▶ [What to do]:
Find the string "Chance" and gather every line that holds it.

#### Source records ####

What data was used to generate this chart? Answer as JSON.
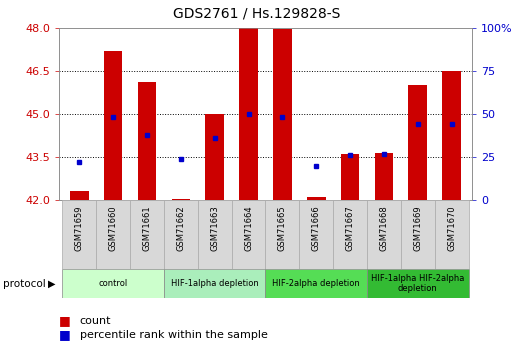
{
  "title": "GDS2761 / Hs.129828-S",
  "samples": [
    "GSM71659",
    "GSM71660",
    "GSM71661",
    "GSM71662",
    "GSM71663",
    "GSM71664",
    "GSM71665",
    "GSM71666",
    "GSM71667",
    "GSM71668",
    "GSM71669",
    "GSM71670"
  ],
  "count_values": [
    42.3,
    47.2,
    46.1,
    42.05,
    45.0,
    48.0,
    47.95,
    42.1,
    43.6,
    43.65,
    46.0,
    46.5
  ],
  "percentile_values": [
    22,
    48,
    38,
    24,
    36,
    50,
    48,
    20,
    26,
    27,
    44,
    44
  ],
  "y_min": 42,
  "y_max": 48,
  "y_ticks": [
    42,
    43.5,
    45,
    46.5,
    48
  ],
  "y2_ticks": [
    0,
    25,
    50,
    75,
    100
  ],
  "bar_color": "#cc0000",
  "dot_color": "#0000cc",
  "bar_width": 0.55,
  "protocols": [
    {
      "label": "control",
      "start": 0,
      "end": 2,
      "color": "#ccffcc"
    },
    {
      "label": "HIF-1alpha depletion",
      "start": 3,
      "end": 5,
      "color": "#aaeebb"
    },
    {
      "label": "HIF-2alpha depletion",
      "start": 6,
      "end": 8,
      "color": "#55dd55"
    },
    {
      "label": "HIF-1alpha HIF-2alpha\ndepletion",
      "start": 9,
      "end": 11,
      "color": "#33bb33"
    }
  ],
  "grid_yticks": [
    43.5,
    45,
    46.5
  ],
  "bg_color": "#ffffff",
  "tick_color_left": "#cc0000",
  "tick_color_right": "#0000cc",
  "xtick_bg": "#d8d8d8",
  "xtick_border": "#aaaaaa"
}
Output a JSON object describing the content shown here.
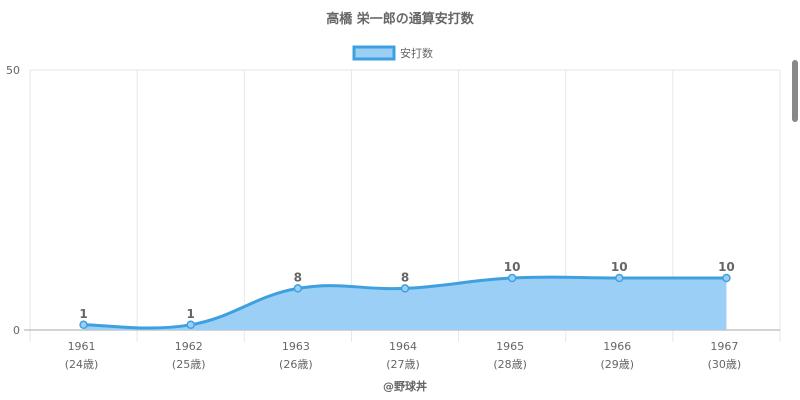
{
  "chart_data": {
    "type": "area",
    "title": "高橋 栄一郎の通算安打数",
    "categories": [
      "1961",
      "1962",
      "1963",
      "1964",
      "1965",
      "1966",
      "1967"
    ],
    "sublabels": [
      "(24歳)",
      "(25歳)",
      "(26歳)",
      "(27歳)",
      "(28歳)",
      "(29歳)",
      "(30歳)"
    ],
    "series": [
      {
        "name": "安打数",
        "values": [
          1,
          1,
          8,
          8,
          10,
          10,
          10
        ]
      }
    ],
    "ylim": [
      0,
      50
    ],
    "yticks": [
      "0",
      "50"
    ],
    "grid": true,
    "legend": "top-center",
    "data_labels": [
      "1",
      "1",
      "8",
      "8",
      "10",
      "10",
      "10"
    ],
    "credit": "@野球丼",
    "colors": {
      "line": "#3fa0e0",
      "fill": "#9bcff5",
      "grid": "#e6e6e6",
      "text": "#666666"
    }
  }
}
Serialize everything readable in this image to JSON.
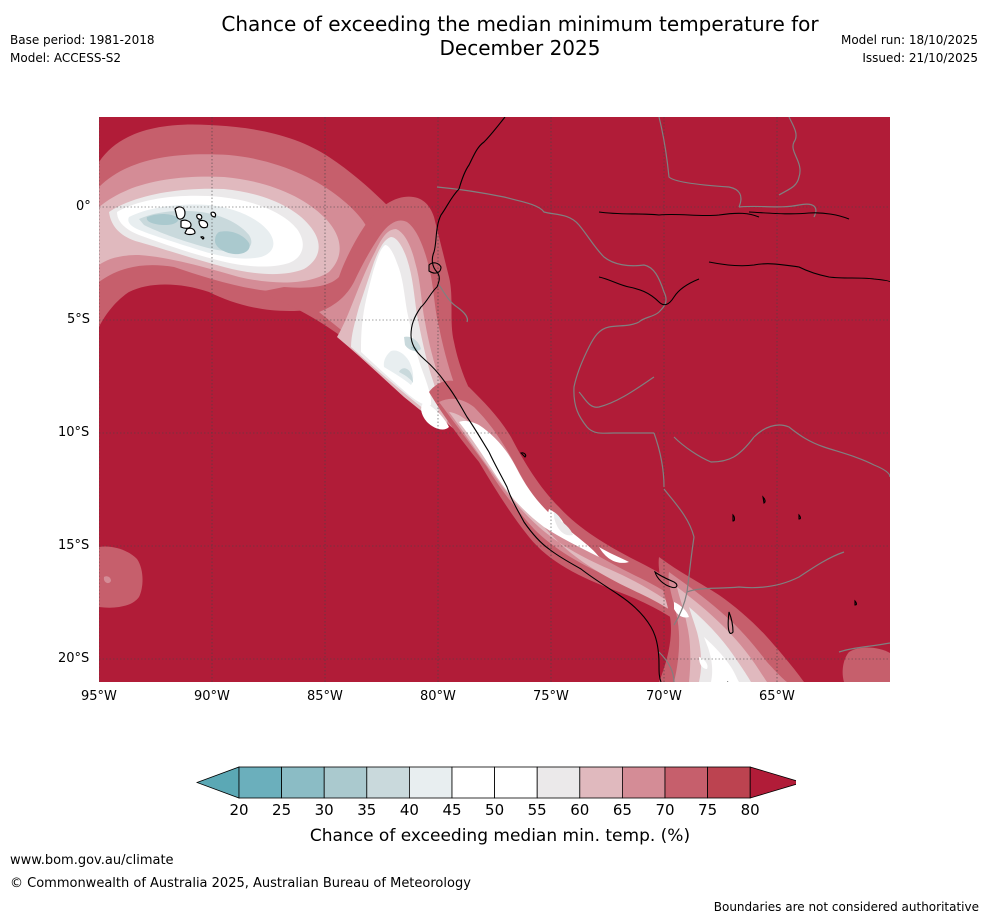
{
  "header": {
    "base_period": "Base period: 1981-2018",
    "model": "Model: ACCESS-S2",
    "title_line1": "Chance of exceeding the median minimum temperature for",
    "title_line2": "December 2025",
    "model_run": "Model run: 18/10/2025",
    "issued": "Issued: 21/10/2025"
  },
  "map": {
    "lat_ticks": [
      "0°",
      "5°S",
      "10°S",
      "15°S",
      "20°S"
    ],
    "lon_ticks": [
      "95°W",
      "90°W",
      "85°W",
      "80°W",
      "75°W",
      "70°W",
      "65°W"
    ],
    "background_color": "#b11c38",
    "regions": [
      "galapagos-anomaly",
      "peru-coastal-anomaly",
      "southern-coastal-anomaly",
      "south-west-patch",
      "south-east-patch"
    ]
  },
  "colorbar": {
    "labels": [
      "20",
      "25",
      "30",
      "35",
      "40",
      "45",
      "50",
      "55",
      "60",
      "65",
      "70",
      "75",
      "80"
    ],
    "colors": [
      "#5ba8b5",
      "#6bafbc",
      "#8bbcc5",
      "#aac9ce",
      "#c9d9dc",
      "#e8eef0",
      "#ffffff",
      "#ffffff",
      "#ebe9ea",
      "#e0b9be",
      "#d48c96",
      "#c65f6c",
      "#bc4350",
      "#b11c38"
    ],
    "title": "Chance of exceeding median min. temp. (%)"
  },
  "footer": {
    "url": "www.bom.gov.au/climate",
    "copyright": "© Commonwealth of Australia 2025, Australian Bureau of Meteorology",
    "disclaimer": "Boundaries are not considered authoritative"
  }
}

####

▶ [The result]:
    "title_line1": "Chance of exceeding the median minimum temperature for",
    "title": "Chance of exceeding median min. temp. (%)"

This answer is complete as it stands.